● **WHAT THE EXERCISE ASKS**
Pick out each line below containing "cuales".

### SOURCE DATA ###

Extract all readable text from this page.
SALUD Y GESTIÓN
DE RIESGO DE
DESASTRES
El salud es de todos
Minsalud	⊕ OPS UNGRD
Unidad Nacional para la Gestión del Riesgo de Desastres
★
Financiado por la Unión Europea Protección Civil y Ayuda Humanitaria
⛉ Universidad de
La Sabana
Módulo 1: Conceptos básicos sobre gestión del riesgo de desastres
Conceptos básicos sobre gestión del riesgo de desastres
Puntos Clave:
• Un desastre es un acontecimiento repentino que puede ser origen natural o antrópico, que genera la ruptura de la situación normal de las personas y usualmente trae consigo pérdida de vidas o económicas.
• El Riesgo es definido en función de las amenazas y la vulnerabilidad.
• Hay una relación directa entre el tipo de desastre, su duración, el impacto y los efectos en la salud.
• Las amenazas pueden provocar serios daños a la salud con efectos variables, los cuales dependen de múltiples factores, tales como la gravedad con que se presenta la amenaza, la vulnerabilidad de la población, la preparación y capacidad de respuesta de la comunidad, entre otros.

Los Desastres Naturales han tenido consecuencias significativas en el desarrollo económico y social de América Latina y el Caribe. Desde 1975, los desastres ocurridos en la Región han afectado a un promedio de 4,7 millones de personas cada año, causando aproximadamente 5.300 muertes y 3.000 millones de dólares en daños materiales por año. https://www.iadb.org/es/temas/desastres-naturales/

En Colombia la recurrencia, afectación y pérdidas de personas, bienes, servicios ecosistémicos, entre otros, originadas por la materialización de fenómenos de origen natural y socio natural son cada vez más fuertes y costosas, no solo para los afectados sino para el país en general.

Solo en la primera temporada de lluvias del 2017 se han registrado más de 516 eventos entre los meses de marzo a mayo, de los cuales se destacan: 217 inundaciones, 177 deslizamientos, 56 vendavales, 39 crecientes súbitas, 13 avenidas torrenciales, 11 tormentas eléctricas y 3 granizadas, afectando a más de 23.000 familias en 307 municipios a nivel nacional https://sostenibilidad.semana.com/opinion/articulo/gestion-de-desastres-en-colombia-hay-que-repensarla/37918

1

###

● **COMPLETED TASK**
• Las amenazas pueden provocar serios daños a la salud con efectos variables, los cuales dependen de múltiples factores, tales como la gravedad con que se presenta la amenaza, la vulnerabilidad de la población, la preparación y capacidad de respuesta de la comunidad, entre otros.
Solo en la primera temporada de lluvias del 2017 se han registrado más de 516 eventos entre los meses de marzo a mayo, de los cuales se destacan: 217 inundaciones, 177 deslizamientos, 56 vendavales, 39 crecientes súbitas, 13 avenidas torrenciales, 11 tormentas eléctricas y 3 granizadas, afectando a más de 23.000 familias en 307 municipios a nivel nacional https://sostenibilidad.semana.com/opinion/articulo/gestion-de-desastres-en-colombia-hay-que-repensarla/37918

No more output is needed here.